**LISTED ENTRIES:**
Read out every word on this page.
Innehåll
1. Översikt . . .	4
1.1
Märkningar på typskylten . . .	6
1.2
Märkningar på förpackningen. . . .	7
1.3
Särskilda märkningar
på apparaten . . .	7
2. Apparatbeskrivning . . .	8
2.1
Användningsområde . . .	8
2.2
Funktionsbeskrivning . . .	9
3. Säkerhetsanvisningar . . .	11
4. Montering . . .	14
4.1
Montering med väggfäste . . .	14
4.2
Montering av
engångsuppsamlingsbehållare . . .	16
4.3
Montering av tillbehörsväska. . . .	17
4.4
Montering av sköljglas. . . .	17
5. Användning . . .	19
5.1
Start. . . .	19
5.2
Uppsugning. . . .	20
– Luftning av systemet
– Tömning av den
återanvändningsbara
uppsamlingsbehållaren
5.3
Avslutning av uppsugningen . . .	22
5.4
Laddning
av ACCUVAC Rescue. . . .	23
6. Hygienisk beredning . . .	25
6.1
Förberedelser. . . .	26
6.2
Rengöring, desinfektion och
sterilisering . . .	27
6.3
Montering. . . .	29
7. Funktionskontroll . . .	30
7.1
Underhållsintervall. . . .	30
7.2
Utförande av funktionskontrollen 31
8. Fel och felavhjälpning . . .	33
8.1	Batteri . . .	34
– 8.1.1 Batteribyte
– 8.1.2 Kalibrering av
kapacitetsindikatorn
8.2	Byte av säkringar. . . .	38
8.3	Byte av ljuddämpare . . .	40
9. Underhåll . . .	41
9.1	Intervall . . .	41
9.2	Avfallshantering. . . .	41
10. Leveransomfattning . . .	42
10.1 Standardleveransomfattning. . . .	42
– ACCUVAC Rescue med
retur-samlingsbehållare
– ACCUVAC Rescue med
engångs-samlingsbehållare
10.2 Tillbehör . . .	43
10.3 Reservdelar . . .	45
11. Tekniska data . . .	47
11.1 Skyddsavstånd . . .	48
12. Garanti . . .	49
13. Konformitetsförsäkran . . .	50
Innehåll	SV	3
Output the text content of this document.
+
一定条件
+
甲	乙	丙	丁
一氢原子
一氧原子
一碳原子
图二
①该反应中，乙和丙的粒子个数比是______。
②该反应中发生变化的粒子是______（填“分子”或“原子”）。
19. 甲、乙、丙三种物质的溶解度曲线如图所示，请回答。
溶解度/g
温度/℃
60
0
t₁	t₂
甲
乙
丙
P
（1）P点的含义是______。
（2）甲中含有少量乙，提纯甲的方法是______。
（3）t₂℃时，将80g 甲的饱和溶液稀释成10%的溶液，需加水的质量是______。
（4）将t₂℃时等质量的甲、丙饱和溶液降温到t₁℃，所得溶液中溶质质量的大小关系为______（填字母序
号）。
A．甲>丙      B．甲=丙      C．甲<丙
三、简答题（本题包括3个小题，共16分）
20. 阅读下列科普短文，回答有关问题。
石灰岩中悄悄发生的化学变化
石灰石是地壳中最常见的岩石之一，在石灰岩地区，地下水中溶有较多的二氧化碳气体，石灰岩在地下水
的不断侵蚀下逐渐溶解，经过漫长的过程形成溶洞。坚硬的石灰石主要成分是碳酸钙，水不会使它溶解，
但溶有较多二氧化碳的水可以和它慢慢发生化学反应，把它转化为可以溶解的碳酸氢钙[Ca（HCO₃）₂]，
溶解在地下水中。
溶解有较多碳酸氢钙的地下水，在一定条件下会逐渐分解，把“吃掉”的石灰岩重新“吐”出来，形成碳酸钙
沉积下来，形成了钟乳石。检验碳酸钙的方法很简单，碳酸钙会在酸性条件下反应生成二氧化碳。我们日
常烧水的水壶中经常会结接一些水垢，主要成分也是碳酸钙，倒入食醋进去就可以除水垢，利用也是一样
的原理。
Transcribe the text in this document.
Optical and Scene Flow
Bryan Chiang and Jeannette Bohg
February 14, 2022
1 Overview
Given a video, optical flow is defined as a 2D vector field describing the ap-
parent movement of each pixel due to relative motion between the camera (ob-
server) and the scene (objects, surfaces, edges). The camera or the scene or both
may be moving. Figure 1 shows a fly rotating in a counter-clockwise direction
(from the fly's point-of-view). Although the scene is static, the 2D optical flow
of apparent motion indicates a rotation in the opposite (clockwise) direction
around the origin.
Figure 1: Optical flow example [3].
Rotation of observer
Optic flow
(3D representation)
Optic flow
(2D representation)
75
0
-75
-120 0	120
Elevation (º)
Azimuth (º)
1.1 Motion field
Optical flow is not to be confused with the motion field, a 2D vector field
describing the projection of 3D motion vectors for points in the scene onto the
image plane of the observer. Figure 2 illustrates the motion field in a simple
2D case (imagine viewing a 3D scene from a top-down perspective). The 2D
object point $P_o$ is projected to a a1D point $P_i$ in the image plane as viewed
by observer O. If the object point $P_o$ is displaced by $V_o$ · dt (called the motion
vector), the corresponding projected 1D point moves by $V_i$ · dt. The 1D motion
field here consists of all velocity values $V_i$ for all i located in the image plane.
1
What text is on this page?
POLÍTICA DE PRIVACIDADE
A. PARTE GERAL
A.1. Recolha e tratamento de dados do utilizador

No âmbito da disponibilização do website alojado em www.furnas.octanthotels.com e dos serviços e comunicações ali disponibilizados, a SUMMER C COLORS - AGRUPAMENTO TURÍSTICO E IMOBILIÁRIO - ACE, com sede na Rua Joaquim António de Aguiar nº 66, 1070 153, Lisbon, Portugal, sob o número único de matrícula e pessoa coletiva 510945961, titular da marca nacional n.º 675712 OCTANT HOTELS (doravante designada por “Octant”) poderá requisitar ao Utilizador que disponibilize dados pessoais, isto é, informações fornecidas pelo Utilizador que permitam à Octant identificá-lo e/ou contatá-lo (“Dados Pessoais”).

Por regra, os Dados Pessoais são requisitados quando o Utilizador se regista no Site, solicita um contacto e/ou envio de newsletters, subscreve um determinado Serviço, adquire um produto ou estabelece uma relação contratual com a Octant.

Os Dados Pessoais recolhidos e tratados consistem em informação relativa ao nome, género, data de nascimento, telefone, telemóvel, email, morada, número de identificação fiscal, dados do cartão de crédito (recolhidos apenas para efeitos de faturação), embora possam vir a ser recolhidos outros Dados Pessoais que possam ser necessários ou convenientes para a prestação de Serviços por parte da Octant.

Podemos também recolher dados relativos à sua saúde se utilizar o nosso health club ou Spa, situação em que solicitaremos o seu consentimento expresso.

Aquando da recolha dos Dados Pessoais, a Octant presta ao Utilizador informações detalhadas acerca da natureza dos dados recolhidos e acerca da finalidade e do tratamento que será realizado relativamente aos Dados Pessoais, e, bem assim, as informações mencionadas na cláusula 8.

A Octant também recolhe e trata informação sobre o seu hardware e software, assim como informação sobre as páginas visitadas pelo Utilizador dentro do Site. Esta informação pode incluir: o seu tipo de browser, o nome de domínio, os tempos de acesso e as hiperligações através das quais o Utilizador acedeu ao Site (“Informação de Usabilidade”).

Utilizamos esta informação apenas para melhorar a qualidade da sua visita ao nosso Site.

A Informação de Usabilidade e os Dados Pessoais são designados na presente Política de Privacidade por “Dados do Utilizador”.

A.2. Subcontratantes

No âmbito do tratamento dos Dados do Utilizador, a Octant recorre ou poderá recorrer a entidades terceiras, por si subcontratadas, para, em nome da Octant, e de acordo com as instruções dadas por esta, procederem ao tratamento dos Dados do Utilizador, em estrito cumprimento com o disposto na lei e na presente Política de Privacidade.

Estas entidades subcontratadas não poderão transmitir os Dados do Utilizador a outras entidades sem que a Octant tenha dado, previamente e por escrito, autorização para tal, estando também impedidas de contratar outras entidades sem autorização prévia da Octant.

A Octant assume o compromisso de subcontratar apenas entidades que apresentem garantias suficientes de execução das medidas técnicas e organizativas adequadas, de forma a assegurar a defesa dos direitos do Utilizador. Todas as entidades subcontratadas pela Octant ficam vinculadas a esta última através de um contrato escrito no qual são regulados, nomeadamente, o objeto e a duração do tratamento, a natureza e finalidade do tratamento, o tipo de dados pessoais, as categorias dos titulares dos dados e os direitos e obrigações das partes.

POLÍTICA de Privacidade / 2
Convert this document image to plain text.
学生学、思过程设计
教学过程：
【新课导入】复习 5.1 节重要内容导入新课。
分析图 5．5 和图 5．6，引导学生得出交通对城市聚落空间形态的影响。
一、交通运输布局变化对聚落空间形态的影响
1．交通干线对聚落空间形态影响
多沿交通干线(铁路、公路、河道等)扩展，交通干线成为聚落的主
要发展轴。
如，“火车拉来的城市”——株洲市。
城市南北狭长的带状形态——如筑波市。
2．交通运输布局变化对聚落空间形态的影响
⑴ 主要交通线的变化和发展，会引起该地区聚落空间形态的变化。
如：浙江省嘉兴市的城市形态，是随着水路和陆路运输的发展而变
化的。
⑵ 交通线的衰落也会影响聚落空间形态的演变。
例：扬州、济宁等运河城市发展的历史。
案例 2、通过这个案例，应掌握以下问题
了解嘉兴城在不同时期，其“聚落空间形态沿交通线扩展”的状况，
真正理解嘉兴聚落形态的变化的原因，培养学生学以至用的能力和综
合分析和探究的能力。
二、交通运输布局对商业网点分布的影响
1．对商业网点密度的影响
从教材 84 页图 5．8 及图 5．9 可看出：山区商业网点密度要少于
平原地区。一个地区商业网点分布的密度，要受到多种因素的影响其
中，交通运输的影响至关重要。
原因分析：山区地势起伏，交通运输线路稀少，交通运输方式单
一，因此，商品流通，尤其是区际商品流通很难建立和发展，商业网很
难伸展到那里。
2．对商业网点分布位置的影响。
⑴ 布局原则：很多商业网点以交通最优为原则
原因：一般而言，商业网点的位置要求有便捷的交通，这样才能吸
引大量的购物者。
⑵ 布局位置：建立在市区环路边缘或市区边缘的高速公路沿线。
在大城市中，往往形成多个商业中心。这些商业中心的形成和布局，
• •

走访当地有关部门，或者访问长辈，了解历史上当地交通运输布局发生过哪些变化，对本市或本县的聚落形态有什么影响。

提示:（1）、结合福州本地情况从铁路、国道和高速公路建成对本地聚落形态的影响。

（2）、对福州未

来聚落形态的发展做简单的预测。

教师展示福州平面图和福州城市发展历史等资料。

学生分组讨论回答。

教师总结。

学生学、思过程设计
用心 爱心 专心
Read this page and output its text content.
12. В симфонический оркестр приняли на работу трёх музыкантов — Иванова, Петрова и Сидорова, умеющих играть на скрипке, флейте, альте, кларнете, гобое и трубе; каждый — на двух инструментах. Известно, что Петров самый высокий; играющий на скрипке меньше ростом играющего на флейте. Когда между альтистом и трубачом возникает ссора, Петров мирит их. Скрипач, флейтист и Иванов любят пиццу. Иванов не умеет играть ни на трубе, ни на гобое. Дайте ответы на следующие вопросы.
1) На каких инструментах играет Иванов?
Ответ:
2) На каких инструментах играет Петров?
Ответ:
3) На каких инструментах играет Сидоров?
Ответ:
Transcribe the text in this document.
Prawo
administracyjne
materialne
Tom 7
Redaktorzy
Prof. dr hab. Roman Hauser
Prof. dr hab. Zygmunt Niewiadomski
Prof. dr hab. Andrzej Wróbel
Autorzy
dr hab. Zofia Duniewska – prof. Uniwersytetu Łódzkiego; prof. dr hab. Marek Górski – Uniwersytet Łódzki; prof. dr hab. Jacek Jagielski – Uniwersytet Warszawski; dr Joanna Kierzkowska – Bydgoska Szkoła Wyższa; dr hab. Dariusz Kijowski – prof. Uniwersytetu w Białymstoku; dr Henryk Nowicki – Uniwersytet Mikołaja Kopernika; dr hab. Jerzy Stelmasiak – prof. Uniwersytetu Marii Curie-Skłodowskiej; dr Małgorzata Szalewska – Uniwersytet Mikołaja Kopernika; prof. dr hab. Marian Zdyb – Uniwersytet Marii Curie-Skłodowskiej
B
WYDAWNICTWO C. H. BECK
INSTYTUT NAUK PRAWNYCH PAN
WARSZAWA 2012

**AIM:** Which lines hold the word "data"? Copy all of them.

**RESULT OF THIS EXERCISE:**
11. Tekniska data . . .	47
Os Dados Pessoais recolhidos e tratados consistem em informação relativa ao nome, género, data de nascimento, telefone, telemóvel, email, morada, número de identificação fiscal, dados do cartão de crédito (recolhidos apenas para efeitos de faturação), embora possam vir a ser recolhidos outros Dados Pessoais que possam ser necessários ou convenientes para a prestação de Serviços por parte da Octant.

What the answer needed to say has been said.